=== Instruction ===
All entries are to be given again verbatim.

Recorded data
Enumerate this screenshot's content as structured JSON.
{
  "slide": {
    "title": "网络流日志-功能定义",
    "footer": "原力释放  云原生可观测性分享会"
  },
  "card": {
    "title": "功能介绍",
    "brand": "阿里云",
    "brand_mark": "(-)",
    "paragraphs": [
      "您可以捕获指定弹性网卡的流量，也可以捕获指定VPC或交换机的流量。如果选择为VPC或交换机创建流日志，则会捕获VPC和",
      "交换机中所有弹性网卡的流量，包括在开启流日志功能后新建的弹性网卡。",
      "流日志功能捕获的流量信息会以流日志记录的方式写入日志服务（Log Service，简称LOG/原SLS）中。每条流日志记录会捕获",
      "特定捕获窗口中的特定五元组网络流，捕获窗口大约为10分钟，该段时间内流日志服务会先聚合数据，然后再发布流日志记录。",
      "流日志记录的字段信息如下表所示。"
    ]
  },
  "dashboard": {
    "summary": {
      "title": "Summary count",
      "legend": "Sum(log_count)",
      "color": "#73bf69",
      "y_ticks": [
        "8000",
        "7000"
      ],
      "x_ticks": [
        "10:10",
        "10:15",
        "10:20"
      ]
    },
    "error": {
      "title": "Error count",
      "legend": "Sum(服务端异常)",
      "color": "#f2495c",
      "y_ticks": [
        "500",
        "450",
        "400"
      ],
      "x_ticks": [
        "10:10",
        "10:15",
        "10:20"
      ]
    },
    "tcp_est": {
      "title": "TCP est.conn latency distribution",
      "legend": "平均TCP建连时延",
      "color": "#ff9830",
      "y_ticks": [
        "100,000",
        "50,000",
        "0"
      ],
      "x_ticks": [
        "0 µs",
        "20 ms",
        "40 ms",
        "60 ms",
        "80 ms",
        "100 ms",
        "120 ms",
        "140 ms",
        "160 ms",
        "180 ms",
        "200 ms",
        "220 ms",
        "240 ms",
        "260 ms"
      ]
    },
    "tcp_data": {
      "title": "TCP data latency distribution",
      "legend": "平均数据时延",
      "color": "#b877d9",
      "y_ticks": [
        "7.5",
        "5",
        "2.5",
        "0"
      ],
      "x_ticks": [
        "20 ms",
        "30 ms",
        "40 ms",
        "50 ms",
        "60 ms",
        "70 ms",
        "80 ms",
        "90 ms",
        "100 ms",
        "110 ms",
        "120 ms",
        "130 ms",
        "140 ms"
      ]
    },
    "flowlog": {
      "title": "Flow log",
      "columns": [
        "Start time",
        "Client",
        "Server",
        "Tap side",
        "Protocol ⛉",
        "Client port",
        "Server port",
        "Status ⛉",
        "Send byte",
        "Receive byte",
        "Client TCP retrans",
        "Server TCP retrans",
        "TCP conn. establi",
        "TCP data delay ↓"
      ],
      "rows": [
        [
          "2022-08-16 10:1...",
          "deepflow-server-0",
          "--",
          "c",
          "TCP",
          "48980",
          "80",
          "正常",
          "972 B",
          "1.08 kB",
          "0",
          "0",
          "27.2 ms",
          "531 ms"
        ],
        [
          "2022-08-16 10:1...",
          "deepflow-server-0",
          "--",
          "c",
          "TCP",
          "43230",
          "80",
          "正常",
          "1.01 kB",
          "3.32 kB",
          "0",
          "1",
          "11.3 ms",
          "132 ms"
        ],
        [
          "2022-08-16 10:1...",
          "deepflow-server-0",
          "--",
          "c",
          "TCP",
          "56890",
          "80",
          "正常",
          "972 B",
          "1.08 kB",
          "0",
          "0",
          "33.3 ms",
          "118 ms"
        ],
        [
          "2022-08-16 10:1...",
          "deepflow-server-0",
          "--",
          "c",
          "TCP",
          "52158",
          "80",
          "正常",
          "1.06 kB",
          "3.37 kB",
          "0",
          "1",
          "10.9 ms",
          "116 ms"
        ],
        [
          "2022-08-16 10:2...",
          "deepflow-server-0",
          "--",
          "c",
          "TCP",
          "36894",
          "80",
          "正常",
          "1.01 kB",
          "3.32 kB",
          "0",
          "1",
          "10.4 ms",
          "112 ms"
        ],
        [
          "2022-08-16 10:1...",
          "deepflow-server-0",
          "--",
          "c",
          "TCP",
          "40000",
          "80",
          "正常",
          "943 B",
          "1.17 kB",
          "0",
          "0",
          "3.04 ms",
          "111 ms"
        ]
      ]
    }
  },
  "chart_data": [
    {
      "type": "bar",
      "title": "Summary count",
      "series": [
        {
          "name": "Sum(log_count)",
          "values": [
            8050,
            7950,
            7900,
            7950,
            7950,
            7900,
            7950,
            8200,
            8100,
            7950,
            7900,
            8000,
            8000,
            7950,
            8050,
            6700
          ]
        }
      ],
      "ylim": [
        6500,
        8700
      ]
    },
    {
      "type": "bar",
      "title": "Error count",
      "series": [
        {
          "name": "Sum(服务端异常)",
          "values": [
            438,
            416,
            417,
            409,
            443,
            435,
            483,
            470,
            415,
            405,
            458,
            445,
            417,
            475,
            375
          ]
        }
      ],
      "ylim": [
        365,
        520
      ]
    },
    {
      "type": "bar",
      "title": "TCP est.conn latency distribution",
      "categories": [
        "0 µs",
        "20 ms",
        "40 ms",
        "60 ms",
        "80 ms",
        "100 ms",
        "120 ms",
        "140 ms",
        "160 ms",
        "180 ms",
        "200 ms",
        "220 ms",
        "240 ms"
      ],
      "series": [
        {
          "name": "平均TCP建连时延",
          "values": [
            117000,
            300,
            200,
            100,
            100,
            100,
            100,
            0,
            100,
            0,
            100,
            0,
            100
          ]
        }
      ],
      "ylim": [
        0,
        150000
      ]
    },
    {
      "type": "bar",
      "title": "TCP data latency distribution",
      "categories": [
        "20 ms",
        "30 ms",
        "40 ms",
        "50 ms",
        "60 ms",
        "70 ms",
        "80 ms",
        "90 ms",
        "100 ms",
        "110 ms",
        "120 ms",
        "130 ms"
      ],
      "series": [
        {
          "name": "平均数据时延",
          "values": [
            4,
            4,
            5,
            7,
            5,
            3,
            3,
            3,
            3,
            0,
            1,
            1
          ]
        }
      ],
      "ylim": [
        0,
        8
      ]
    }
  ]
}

=== Response ===
Enumerate this screenshot's content as structured JSON.
{
  "slide": {
    "title": "网络流日志-功能定义",
    "footer": "原力释放  云原生可观测性分享会"
  },
  "card": {
    "title": "功能介绍",
    "brand": "阿里云",
    "brand_mark": "(-)",
    "paragraphs": [
      "您可以捕获指定弹性网卡的流量，也可以捕获指定VPC或交换机的流量。如果选择为VPC或交换机创建流日志，则会捕获VPC和",
      "交换机中所有弹性网卡的流量，包括在开启流日志功能后新建的弹性网卡。",
      "流日志功能捕获的流量信息会以流日志记录的方式写入日志服务（Log Service，简称LOG/原SLS）中。每条流日志记录会捕获",
      "特定捕获窗口中的特定五元组网络流，捕获窗口大约为10分钟，该段时间内流日志服务会先聚合数据，然后再发布流日志记录。",
      "流日志记录的字段信息如下表所示。"
    ]
  },
  "dashboard": {
    "summary": {
      "title": "Summary count",
      "legend": "Sum(log_count)",
      "color": "#73bf69",
      "y_ticks": [
        "8000",
        "7000"
      ],
      "x_ticks": [
        "10:10",
        "10:15",
        "10:20"
      ]
    },
    "error": {
      "title": "Error count",
      "legend": "Sum(服务端异常)",
      "color": "#f2495c",
      "y_ticks": [
        "500",
        "450",
        "400"
      ],
      "x_ticks": [
        "10:10",
        "10:15",
        "10:20"
      ]
    },
    "tcp_est": {
      "title": "TCP est.conn latency distribution",
      "legend": "平均TCP建连时延",
      "color": "#ff9830",
      "y_ticks": [
        "100,000",
        "50,000",
        "0"
      ],
      "x_ticks": [
        "0 µs",
        "20 ms",
        "40 ms",
        "60 ms",
        "80 ms",
        "100 ms",
        "120 ms",
        "140 ms",
        "160 ms",
        "180 ms",
        "200 ms",
        "220 ms",
        "240 ms",
        "260 ms"
      ]
    },
    "tcp_data": {
      "title": "TCP data latency distribution",
      "legend": "平均数据时延",
      "color": "#b877d9",
      "y_ticks": [
        "7.5",
        "5",
        "2.5",
        "0"
      ],
      "x_ticks": [
        "20 ms",
        "30 ms",
        "40 ms",
        "50 ms",
        "60 ms",
        "70 ms",
        "80 ms",
        "90 ms",
        "100 ms",
        "110 ms",
        "120 ms",
        "130 ms",
        "140 ms"
      ]
    },
    "flowlog": {
      "title": "Flow log",
      "columns": [
        "Start time",
        "Client",
        "Server",
        "Tap side",
        "Protocol ⛉",
        "Client port",
        "Server port",
        "Status ⛉",
        "Send byte",
        "Receive byte",
        "Client TCP retrans",
        "Server TCP retrans",
        "TCP conn. establi",
        "TCP data delay ↓"
      ],
      "rows": [
        [
          "2022-08-16 10:1...",
          "deepflow-server-0",
          "--",
          "c",
          "TCP",
          "48980",
          "80",
          "正常",
          "972 B",
          "1.08 kB",
          "0",
          "0",
          "27.2 ms",
          "531 ms"
        ],
        [
          "2022-08-16 10:1...",
          "deepflow-server-0",
          "--",
          "c",
          "TCP",
          "43230",
          "80",
          "正常",
          "1.01 kB",
          "3.32 kB",
          "0",
          "1",
          "11.3 ms",
          "132 ms"
        ],
        [
          "2022-08-16 10:1...",
          "deepflow-server-0",
          "--",
          "c",
          "TCP",
          "56890",
          "80",
          "正常",
          "972 B",
          "1.08 kB",
          "0",
          "0",
          "33.3 ms",
          "118 ms"
        ],
        [
          "2022-08-16 10:1...",
          "deepflow-server-0",
          "--",
          "c",
          "TCP",
          "52158",
          "80",
          "正常",
          "1.06 kB",
          "3.37 kB",
          "0",
          "1",
          "10.9 ms",
          "116 ms"
        ],
        [
          "2022-08-16 10:2...",
          "deepflow-server-0",
          "--",
          "c",
          "TCP",
          "36894",
          "80",
          "正常",
          "1.01 kB",
          "3.32 kB",
          "0",
          "1",
          "10.4 ms",
          "112 ms"
        ],
        [
          "2022-08-16 10:1...",
          "deepflow-server-0",
          "--",
          "c",
          "TCP",
          "40000",
          "80",
          "正常",
          "943 B",
          "1.17 kB",
          "0",
          "0",
          "3.04 ms",
          "111 ms"
        ]
      ]
    }
  },
  "chart_data": [
    {
      "type": "bar",
      "title": "Summary count",
      "series": [
        {
          "name": "Sum(log_count)",
          "values": [
            8050,
            7950,
            7900,
            7950,
            7950,
            7900,
            7950,
            8200,
            8100,
            7950,
            7900,
            8000,
            8000,
            7950,
            8050,
            6700
          ]
        }
      ],
      "ylim": [
        6500,
        8700
      ]
    },
    {
      "type": "bar",
      "title": "Error count",
      "series": [
        {
          "name": "Sum(服务端异常)",
          "values": [
            438,
            416,
            417,
            409,
            443,
            435,
            483,
            470,
            415,
            405,
            458,
            445,
            417,
            475,
            375
          ]
        }
      ],
      "ylim": [
        365,
        520
      ]
    },
    {
      "type": "bar",
      "title": "TCP est.conn latency distribution",
      "categories": [
        "0 µs",
        "20 ms",
        "40 ms",
        "60 ms",
        "80 ms",
        "100 ms",
        "120 ms",
        "140 ms",
        "160 ms",
        "180 ms",
        "200 ms",
        "220 ms",
        "240 ms"
      ],
      "series": [
        {
          "name": "平均TCP建连时延",
          "values": [
            117000,
            300,
            200,
            100,
            100,
            100,
            100,
            0,
            100,
            0,
            100,
            0,
            100
          ]
        }
      ],
      "ylim": [
        0,
        150000
      ]
    },
    {
      "type": "bar",
      "title": "TCP data latency distribution",
      "categories": [
        "20 ms",
        "30 ms",
        "40 ms",
        "50 ms",
        "60 ms",
        "70 ms",
        "80 ms",
        "90 ms",
        "100 ms",
        "110 ms",
        "120 ms",
        "130 ms"
      ],
      "series": [
        {
          "name": "平均数据时延",
          "values": [
            4,
            4,
            5,
            7,
            5,
            3,
            3,
            3,
            3,
            0,
            1,
            1
          ]
        }
      ],
      "ylim": [
        0,
        8
      ]
    }
  ]
}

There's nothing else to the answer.